■ WHAT IS ASKED:
Below are some entries. Copy each line that holds the string "with".

################

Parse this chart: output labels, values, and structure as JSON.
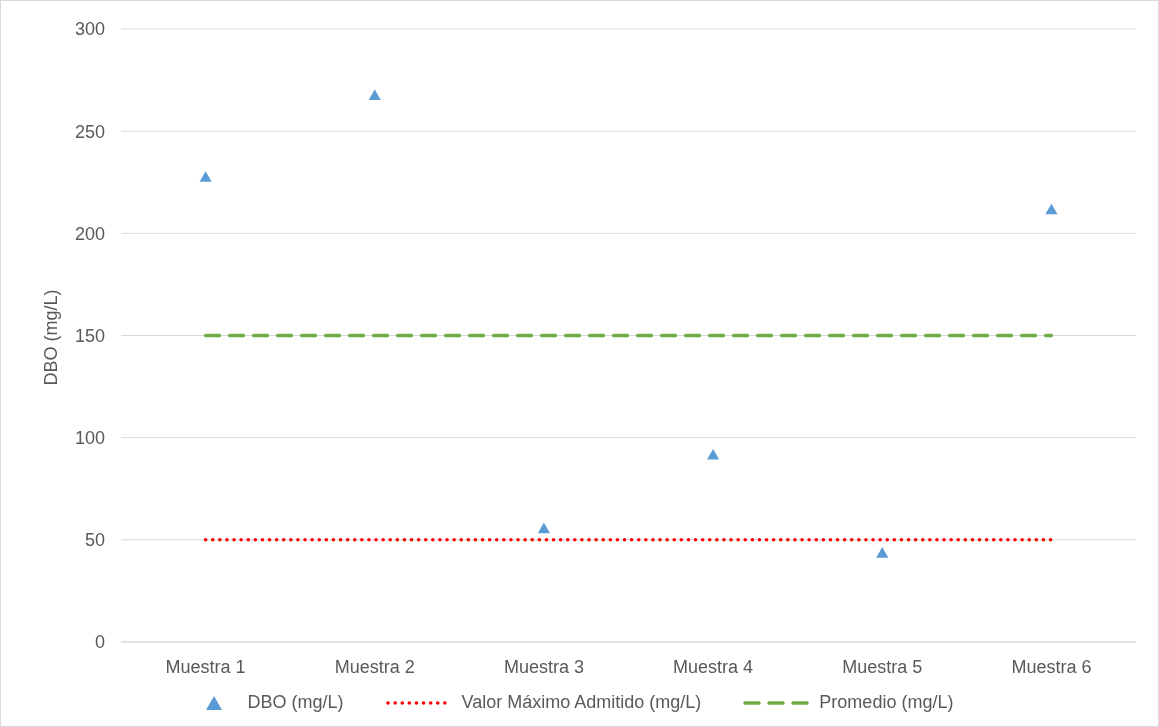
{
  "chart_data": {
    "type": "line",
    "ylabel": "DBO (mg/L)",
    "categories": [
      "Muestra 1",
      "Muestra 2",
      "Muestra 3",
      "Muestra 4",
      "Muestra 5",
      "Muestra 6"
    ],
    "series": [
      {
        "name": "DBO (mg/L)",
        "type": "scatter",
        "marker": "triangle",
        "color": "#5b9bd5",
        "values": [
          227,
          267,
          55,
          91,
          43,
          211
        ]
      },
      {
        "name": "Valor Máximo Admitido (mg/L)",
        "type": "line",
        "marker": "none",
        "line_style": "dotted",
        "color": "#ff0000",
        "values": [
          50,
          50,
          50,
          50,
          50,
          50
        ]
      },
      {
        "name": "Promedio (mg/L)",
        "type": "line",
        "marker": "none",
        "line_style": "dashed",
        "color": "#70ad47",
        "values": [
          150,
          150,
          150,
          150,
          150,
          150
        ]
      }
    ],
    "ylim": [
      0,
      300
    ],
    "yticks": [
      0,
      50,
      100,
      150,
      200,
      250,
      300
    ],
    "grid": "y",
    "legend": "bottom"
  }
}
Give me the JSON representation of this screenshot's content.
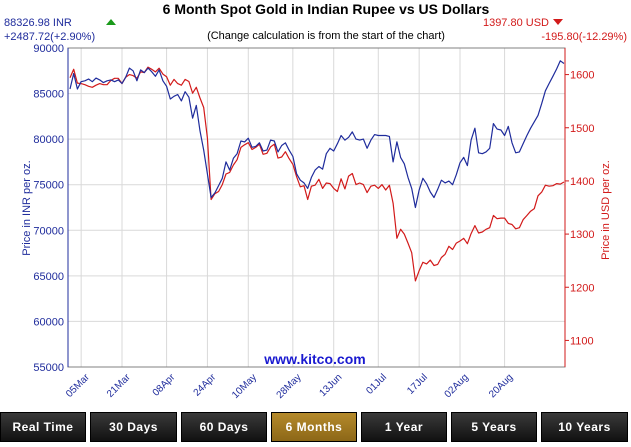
{
  "chart_data": {
    "type": "line",
    "title": "6 Month Spot Gold in Indian Rupee vs US Dollars",
    "subtitle": "(Change calculation is from the start of the chart)",
    "left_axis": {
      "label": "Price in INR per oz.",
      "ticks": [
        "90000",
        "85000",
        "80000",
        "75000",
        "70000",
        "65000",
        "60000",
        "55000"
      ],
      "ylim": [
        55000,
        90000
      ],
      "current_value": "88326.98 INR",
      "change": "+2487.72(+2.90%)"
    },
    "right_axis": {
      "label": "Price in USD per oz.",
      "ticks": [
        "1600",
        "1500",
        "1400",
        "1300",
        "1200",
        "1100"
      ],
      "ylim": [
        1050,
        1650
      ],
      "current_value": "1397.80 USD",
      "change": "-195.80(-12.29%)"
    },
    "x_ticks": [
      "05Mar",
      "21Mar",
      "08Apr",
      "24Apr",
      "10May",
      "28May",
      "13Jun",
      "01Jul",
      "17Jul",
      "02Aug",
      "20Aug"
    ],
    "x_ticks_at_index": [
      3,
      14,
      26,
      37,
      48,
      60,
      71,
      83,
      94,
      105,
      117
    ],
    "grid": true,
    "watermark": "www.kitco.com",
    "series": [
      {
        "name": "INR",
        "color": "#1f2c9c",
        "values": [
          85500,
          87200,
          85500,
          86300,
          86400,
          86600,
          86300,
          86700,
          86500,
          86200,
          86400,
          86500,
          86300,
          86500,
          86100,
          86800,
          87800,
          87500,
          86400,
          87600,
          87300,
          87800,
          87400,
          86900,
          87600,
          86400,
          85800,
          84400,
          84700,
          84900,
          84200,
          85200,
          84600,
          82300,
          83700,
          80900,
          78800,
          76200,
          73600,
          74100,
          74900,
          75700,
          77500,
          76600,
          77900,
          78400,
          79800,
          79700,
          80100,
          79100,
          79200,
          79600,
          78700,
          78800,
          79900,
          79800,
          78600,
          79300,
          79600,
          78800,
          78100,
          76200,
          75500,
          75200,
          74600,
          75800,
          76600,
          77000,
          76700,
          78400,
          79000,
          78700,
          79500,
          80400,
          79900,
          80200,
          80800,
          80000,
          79900,
          80000,
          79000,
          79900,
          80500,
          80400,
          80400,
          80400,
          80300,
          77500,
          79700,
          78000,
          77300,
          75800,
          74600,
          72500,
          74400,
          75700,
          75100,
          74200,
          73600,
          74500,
          75500,
          75200,
          75400,
          75000,
          76100,
          77400,
          78000,
          77100,
          79900,
          81200,
          78500,
          78400,
          78600,
          79000,
          81700,
          81100,
          81000,
          80400,
          81400,
          79600,
          78500,
          78600,
          79500,
          80400,
          81200,
          81900,
          82600,
          83900,
          85300,
          86100,
          86900,
          87700,
          88600,
          88300
        ]
      },
      {
        "name": "USD",
        "color": "#d21a1a",
        "values": [
          1594,
          1610,
          1584,
          1583,
          1581,
          1578,
          1576,
          1580,
          1583,
          1581,
          1581,
          1589,
          1593,
          1593,
          1583,
          1595,
          1600,
          1598,
          1593,
          1605,
          1604,
          1614,
          1610,
          1605,
          1612,
          1601,
          1596,
          1580,
          1591,
          1583,
          1580,
          1591,
          1587,
          1565,
          1576,
          1556,
          1538,
          1481,
          1365,
          1376,
          1380,
          1393,
          1413,
          1416,
          1430,
          1440,
          1463,
          1468,
          1472,
          1459,
          1463,
          1469,
          1450,
          1452,
          1464,
          1469,
          1443,
          1445,
          1455,
          1442,
          1431,
          1408,
          1389,
          1391,
          1365,
          1390,
          1392,
          1403,
          1386,
          1396,
          1395,
          1386,
          1380,
          1404,
          1385,
          1409,
          1414,
          1393,
          1396,
          1393,
          1378,
          1390,
          1392,
          1386,
          1393,
          1383,
          1392,
          1358,
          1292,
          1309,
          1300,
          1283,
          1265,
          1212,
          1231,
          1247,
          1244,
          1251,
          1241,
          1243,
          1256,
          1262,
          1277,
          1271,
          1283,
          1287,
          1292,
          1282,
          1301,
          1316,
          1302,
          1304,
          1309,
          1312,
          1335,
          1329,
          1330,
          1330,
          1320,
          1318,
          1310,
          1312,
          1327,
          1335,
          1343,
          1348,
          1372,
          1379,
          1392,
          1390,
          1391,
          1395,
          1394,
          1398
        ]
      }
    ]
  },
  "arrows": {
    "up_color": "#1a9a1a",
    "down_color": "#d21a1a"
  },
  "buttons": [
    {
      "label": "Real Time",
      "active": false
    },
    {
      "label": "30 Days",
      "active": false
    },
    {
      "label": "60 Days",
      "active": false
    },
    {
      "label": "6 Months",
      "active": true
    },
    {
      "label": "1 Year",
      "active": false
    },
    {
      "label": "5 Years",
      "active": false
    },
    {
      "label": "10 Years",
      "active": false
    }
  ]
}
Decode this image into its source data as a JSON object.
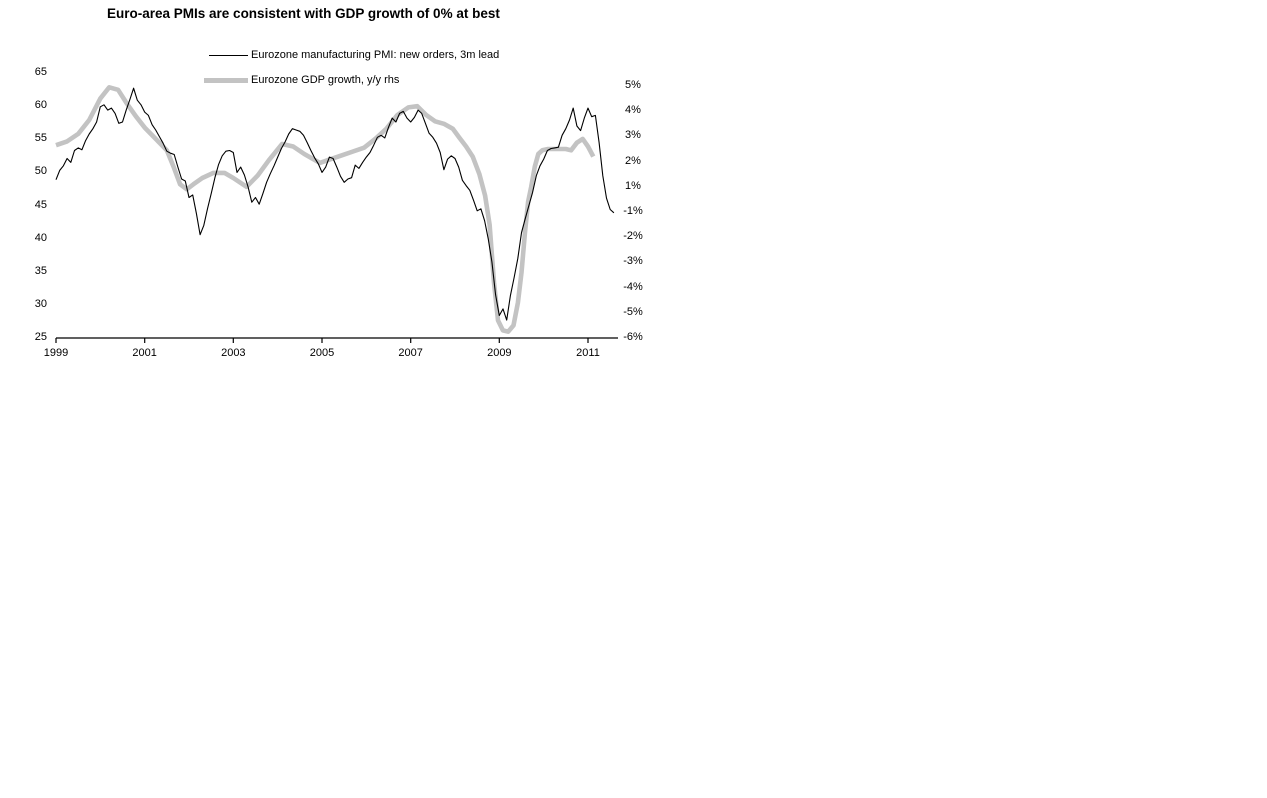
{
  "title": "Euro-area PMIs are consistent with GDP growth of 0% at best",
  "colors": {
    "pmi_line": "#000000",
    "gdp_line": "#c3c3c3",
    "background": "#ffffff",
    "text": "#000000"
  },
  "chart_data": {
    "type": "line",
    "title": "Euro-area PMIs are consistent with GDP growth of 0% at best",
    "legend_position": "top-center",
    "grid": false,
    "left_axis": {
      "range": [
        25,
        65
      ],
      "tick_labels": [
        "65",
        "60",
        "55",
        "50",
        "45",
        "40",
        "35",
        "30",
        "25"
      ]
    },
    "right_axis": {
      "tick_labels": [
        "5%",
        "4%",
        "3%",
        "2%",
        "1%",
        "-1%",
        "-2%",
        "-3%",
        "-4%",
        "-5%",
        "-6%"
      ],
      "note": "eleven evenly spaced ticks, 0% omitted between 1% and -1%"
    },
    "x_axis": {
      "range": [
        1999,
        2011.7
      ],
      "tick_labels": [
        "1999",
        "2001",
        "2003",
        "2005",
        "2007",
        "2009",
        "2011"
      ],
      "tick_values": [
        1999,
        2001,
        2003,
        2005,
        2007,
        2009,
        2011
      ]
    },
    "series": [
      {
        "name": "Eurozone manufacturing PMI: new orders, 3m lead",
        "axis": "left",
        "style": "thin-black",
        "x_start": 1999.0,
        "x_step_months": 1,
        "values": [
          48.9,
          50.3,
          51.0,
          52.1,
          51.5,
          53.3,
          53.7,
          53.4,
          54.8,
          55.8,
          56.6,
          57.6,
          59.9,
          60.2,
          59.4,
          59.7,
          58.9,
          57.4,
          57.6,
          59.4,
          61.0,
          62.7,
          60.9,
          60.2,
          59.1,
          58.6,
          57.2,
          56.4,
          55.4,
          54.4,
          53.2,
          52.9,
          52.7,
          50.8,
          49.0,
          48.7,
          46.2,
          46.6,
          43.8,
          40.6,
          42.0,
          44.5,
          46.8,
          49.2,
          51.2,
          52.5,
          53.2,
          53.3,
          53.0,
          50.0,
          50.8,
          49.6,
          47.8,
          45.5,
          46.2,
          45.2,
          46.8,
          48.5,
          49.8,
          51.0,
          52.3,
          53.6,
          54.6,
          55.8,
          56.6,
          56.4,
          56.2,
          55.6,
          54.5,
          53.3,
          52.2,
          51.3,
          50.0,
          50.8,
          52.3,
          52.1,
          50.8,
          49.4,
          48.5,
          49.0,
          49.2,
          51.1,
          50.6,
          51.5,
          52.3,
          53.0,
          54.1,
          55.3,
          55.6,
          55.2,
          56.8,
          58.2,
          57.6,
          58.9,
          59.2,
          58.2,
          57.6,
          58.3,
          59.4,
          58.9,
          57.4,
          55.9,
          55.3,
          54.4,
          53.0,
          50.4,
          52.0,
          52.5,
          52.1,
          50.8,
          48.8,
          48.0,
          47.3,
          45.8,
          44.2,
          44.5,
          42.7,
          40.0,
          36.5,
          31.5,
          28.4,
          29.4,
          27.7,
          31.4,
          34.1,
          37.0,
          40.9,
          43.0,
          45.0,
          47.0,
          49.5,
          51.0,
          52.0,
          53.3,
          53.6,
          53.7,
          53.8,
          55.6,
          56.6,
          57.9,
          59.7,
          57.0,
          56.3,
          58.2,
          59.7,
          58.4,
          58.6,
          54.5,
          49.5,
          46.1,
          44.4,
          43.9
        ]
      },
      {
        "name": "Eurozone GDP growth, y/y rhs",
        "axis": "right",
        "style": "thick-gray",
        "points": [
          [
            1999.0,
            2.65
          ],
          [
            1999.25,
            2.8
          ],
          [
            1999.5,
            3.1
          ],
          [
            1999.75,
            3.65
          ],
          [
            2000.0,
            4.5
          ],
          [
            2000.2,
            4.95
          ],
          [
            2000.4,
            4.85
          ],
          [
            2000.6,
            4.3
          ],
          [
            2000.8,
            3.8
          ],
          [
            2001.0,
            3.35
          ],
          [
            2001.25,
            2.9
          ],
          [
            2001.5,
            2.45
          ],
          [
            2001.65,
            1.8
          ],
          [
            2001.8,
            1.1
          ],
          [
            2001.95,
            0.8
          ],
          [
            2002.1,
            1.1
          ],
          [
            2002.3,
            1.35
          ],
          [
            2002.55,
            1.55
          ],
          [
            2002.8,
            1.55
          ],
          [
            2003.0,
            1.35
          ],
          [
            2003.3,
            1.0
          ],
          [
            2003.55,
            1.45
          ],
          [
            2003.8,
            2.05
          ],
          [
            2004.1,
            2.7
          ],
          [
            2004.35,
            2.6
          ],
          [
            2004.6,
            2.3
          ],
          [
            2004.95,
            1.95
          ],
          [
            2005.2,
            2.1
          ],
          [
            2005.45,
            2.25
          ],
          [
            2005.7,
            2.4
          ],
          [
            2005.95,
            2.55
          ],
          [
            2006.2,
            2.9
          ],
          [
            2006.45,
            3.3
          ],
          [
            2006.7,
            3.85
          ],
          [
            2006.95,
            4.15
          ],
          [
            2007.15,
            4.2
          ],
          [
            2007.35,
            3.85
          ],
          [
            2007.55,
            3.6
          ],
          [
            2007.75,
            3.5
          ],
          [
            2007.95,
            3.3
          ],
          [
            2008.1,
            2.95
          ],
          [
            2008.25,
            2.6
          ],
          [
            2008.4,
            2.2
          ],
          [
            2008.55,
            1.5
          ],
          [
            2008.68,
            0.3
          ],
          [
            2008.78,
            -1.5
          ],
          [
            2008.88,
            -3.8
          ],
          [
            2008.97,
            -5.3
          ],
          [
            2009.08,
            -5.7
          ],
          [
            2009.2,
            -5.75
          ],
          [
            2009.32,
            -5.5
          ],
          [
            2009.42,
            -4.6
          ],
          [
            2009.5,
            -3.4
          ],
          [
            2009.58,
            -1.8
          ],
          [
            2009.65,
            -0.2
          ],
          [
            2009.72,
            1.0
          ],
          [
            2009.8,
            1.8
          ],
          [
            2009.88,
            2.3
          ],
          [
            2009.97,
            2.45
          ],
          [
            2010.1,
            2.5
          ],
          [
            2010.3,
            2.5
          ],
          [
            2010.5,
            2.5
          ],
          [
            2010.62,
            2.45
          ],
          [
            2010.75,
            2.75
          ],
          [
            2010.88,
            2.9
          ],
          [
            2011.0,
            2.6
          ],
          [
            2011.12,
            2.2
          ]
        ]
      }
    ]
  }
}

################

■ WRITTEN ANSWER:
  "title": "Euro-area PMIs are consistent with GDP growth of 0% at best",
    "title": "Euro-area PMIs are consistent with GDP growth of 0% at best",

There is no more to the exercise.